[BEGIN RECORDED INFORMATION]

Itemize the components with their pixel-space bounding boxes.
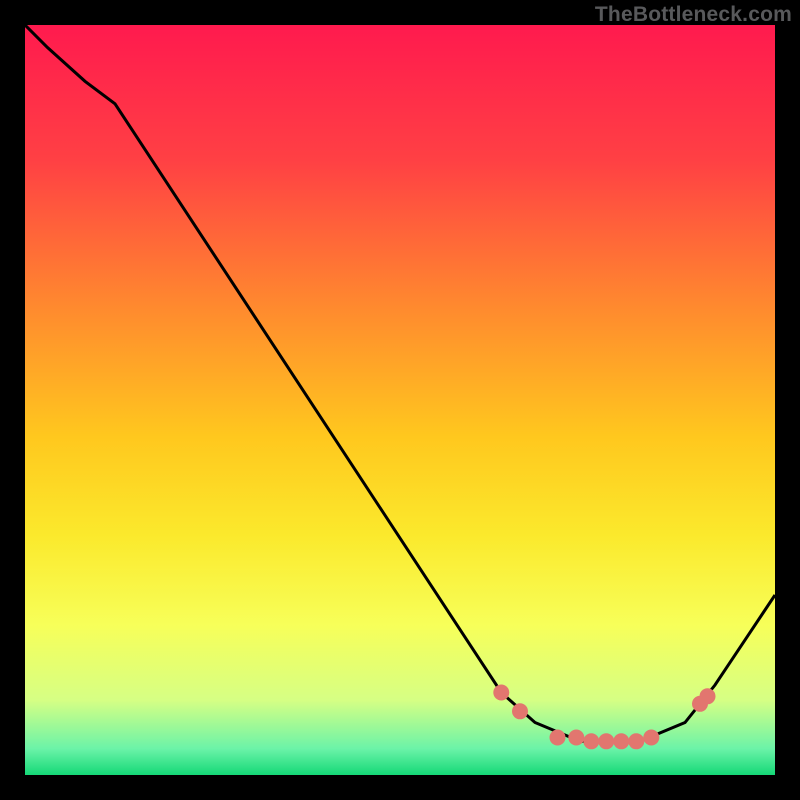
marker-dot [700,688,716,704]
chart-svg [25,25,775,775]
marker-dot [583,733,599,749]
chart-stage: TheBottleneck.com [0,0,800,800]
marker-dot [493,685,509,701]
marker-dot [512,703,528,719]
marker-dot [628,733,644,749]
marker-dot [550,730,566,746]
plot-area [25,25,775,775]
marker-dot [613,733,629,749]
watermark-text: TheBottleneck.com [595,3,792,27]
marker-dot [643,730,659,746]
marker-dot [598,733,614,749]
marker-dot [568,730,584,746]
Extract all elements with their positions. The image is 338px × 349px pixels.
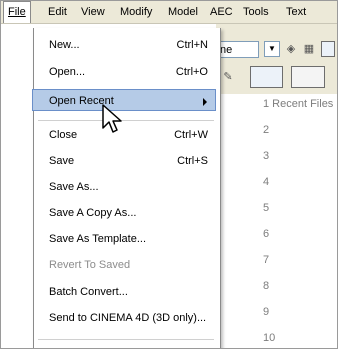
submenu-arrow-icon (203, 98, 207, 106)
menu-model[interactable]: Model (164, 1, 202, 23)
recent-file-8[interactable]: 8 (263, 280, 269, 292)
menu-item-save[interactable]: Save Ctrl+S (34, 150, 220, 172)
menu-item-save-a-copy-as[interactable]: Save A Copy As... (34, 202, 220, 224)
menu-item-close[interactable]: Close Ctrl+W (34, 124, 220, 146)
menu-item-open[interactable]: Open... Ctrl+O (34, 61, 220, 83)
snap-icon[interactable] (250, 66, 283, 88)
file-menu-dropdown: New... Ctrl+N Open... Ctrl+O Open Recent… (32, 28, 221, 348)
recent-file-3[interactable]: 3 (263, 150, 269, 162)
pencil-icon[interactable]: ✎ (220, 69, 236, 85)
menu-separator (38, 339, 214, 340)
menu-item-save-as-template[interactable]: Save As Template... (34, 228, 220, 250)
menu-bar: File Edit View Modify Model AEC Tools Te… (1, 1, 337, 24)
menu-separator (38, 120, 214, 121)
menu-item-open-recent[interactable]: Open Recent (32, 89, 216, 111)
app-window: File Edit View Modify Model AEC Tools Te… (0, 0, 338, 349)
mouse-cursor-icon (102, 104, 122, 133)
recent-file-10[interactable]: 10 (263, 332, 275, 344)
recent-file-7[interactable]: 7 (263, 254, 269, 266)
menu-item-batch-convert[interactable]: Batch Convert... (34, 281, 220, 303)
menu-text[interactable]: Text (282, 1, 310, 23)
layers-icon[interactable]: ◈ (283, 41, 299, 57)
menu-item-new[interactable]: New... Ctrl+N (34, 34, 220, 56)
menu-tools[interactable]: Tools (239, 1, 273, 23)
menu-item-save-as[interactable]: Save As... (34, 176, 220, 198)
layer-combo[interactable]: ne (216, 41, 259, 58)
recent-file-9[interactable]: 9 (263, 306, 269, 318)
menu-file[interactable]: File (3, 1, 31, 23)
palette-icon[interactable] (321, 41, 335, 57)
menu-edit[interactable]: Edit (44, 1, 71, 23)
recent-file-4[interactable]: 4 (263, 176, 269, 188)
recent-file-2[interactable]: 2 (263, 124, 269, 136)
recent-file-6[interactable]: 6 (263, 228, 269, 240)
rectangle-icon[interactable] (291, 66, 325, 88)
grid-icon[interactable]: ▦ (301, 41, 317, 57)
menu-modify[interactable]: Modify (116, 1, 156, 23)
menu-item-revert-to-saved: Revert To Saved (49, 259, 131, 271)
chevron-down-icon[interactable]: ▼ (264, 41, 280, 57)
recent-file-1[interactable]: 1 Recent Files (263, 98, 333, 110)
menu-aec[interactable]: AEC (206, 1, 237, 23)
menu-item-send-to-cinema-4d[interactable]: Send to CINEMA 4D (3D only)... (34, 307, 220, 329)
menu-view[interactable]: View (77, 1, 109, 23)
recent-file-5[interactable]: 5 (263, 202, 269, 214)
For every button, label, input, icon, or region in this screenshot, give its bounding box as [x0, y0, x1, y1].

[END RECORDED INFORMATION]

STATED TASK :: Print every line of the records above verbatim, omitting the pictures.

REPLY TO THE EXERCISE ::
Itemize the components with their pixel-space bounding boxes.
marker-dot [700,688,716,704]
chart-svg [25,25,775,775]
marker-dot [583,733,599,749]
chart-stage: TheBottleneck.com [0,0,800,800]
marker-dot [493,685,509,701]
marker-dot [512,703,528,719]
marker-dot [628,733,644,749]
marker-dot [550,730,566,746]
plot-area [25,25,775,775]
marker-dot [613,733,629,749]
watermark-text: TheBottleneck.com [595,3,792,27]
marker-dot [643,730,659,746]
marker-dot [598,733,614,749]
marker-dot [568,730,584,746]
Extract all elements with their positions. The image is 338px × 349px pixels.
submenu-arrow-icon (203, 98, 207, 106)
menu-model[interactable]: Model (164, 1, 202, 23)
recent-file-8[interactable]: 8 (263, 280, 269, 292)
menu-item-save[interactable]: Save Ctrl+S (34, 150, 220, 172)
menu-item-save-a-copy-as[interactable]: Save A Copy As... (34, 202, 220, 224)
menu-item-close[interactable]: Close Ctrl+W (34, 124, 220, 146)
menu-item-open[interactable]: Open... Ctrl+O (34, 61, 220, 83)
snap-icon[interactable] (250, 66, 283, 88)
file-menu-dropdown: New... Ctrl+N Open... Ctrl+O Open Recent… (32, 28, 221, 348)
recent-file-3[interactable]: 3 (263, 150, 269, 162)
pencil-icon[interactable]: ✎ (220, 69, 236, 85)
menu-separator (38, 339, 214, 340)
menu-item-save-as-template[interactable]: Save As Template... (34, 228, 220, 250)
menu-bar: File Edit View Modify Model AEC Tools Te… (1, 1, 337, 24)
menu-separator (38, 120, 214, 121)
menu-item-open-recent[interactable]: Open Recent (32, 89, 216, 111)
app-window: File Edit View Modify Model AEC Tools Te… (0, 0, 338, 349)
mouse-cursor-icon (102, 104, 122, 133)
recent-file-10[interactable]: 10 (263, 332, 275, 344)
recent-file-7[interactable]: 7 (263, 254, 269, 266)
menu-item-batch-convert[interactable]: Batch Convert... (34, 281, 220, 303)
menu-text[interactable]: Text (282, 1, 310, 23)
layers-icon[interactable]: ◈ (283, 41, 299, 57)
menu-item-new[interactable]: New... Ctrl+N (34, 34, 220, 56)
menu-tools[interactable]: Tools (239, 1, 273, 23)
menu-item-save-as[interactable]: Save As... (34, 176, 220, 198)
layer-combo[interactable]: ne (216, 41, 259, 58)
recent-file-9[interactable]: 9 (263, 306, 269, 318)
menu-file[interactable]: File (3, 1, 31, 23)
palette-icon[interactable] (321, 41, 335, 57)
menu-edit[interactable]: Edit (44, 1, 71, 23)
recent-file-4[interactable]: 4 (263, 176, 269, 188)
recent-file-2[interactable]: 2 (263, 124, 269, 136)
recent-file-6[interactable]: 6 (263, 228, 269, 240)
rectangle-icon[interactable] (291, 66, 325, 88)
grid-icon[interactable]: ▦ (301, 41, 317, 57)
menu-modify[interactable]: Modify (116, 1, 156, 23)
menu-item-revert-to-saved: Revert To Saved (49, 259, 131, 271)
chevron-down-icon[interactable]: ▼ (264, 41, 280, 57)
recent-file-1[interactable]: 1 Recent Files (263, 98, 333, 110)
menu-aec[interactable]: AEC (206, 1, 237, 23)
menu-item-send-to-cinema-4d[interactable]: Send to CINEMA 4D (3D only)... (34, 307, 220, 329)
menu-view[interactable]: View (77, 1, 109, 23)
recent-file-5[interactable]: 5 (263, 202, 269, 214)
For every button, label, input, icon, or region in this screenshot, give its bounding box as [x0, y0, x1, y1].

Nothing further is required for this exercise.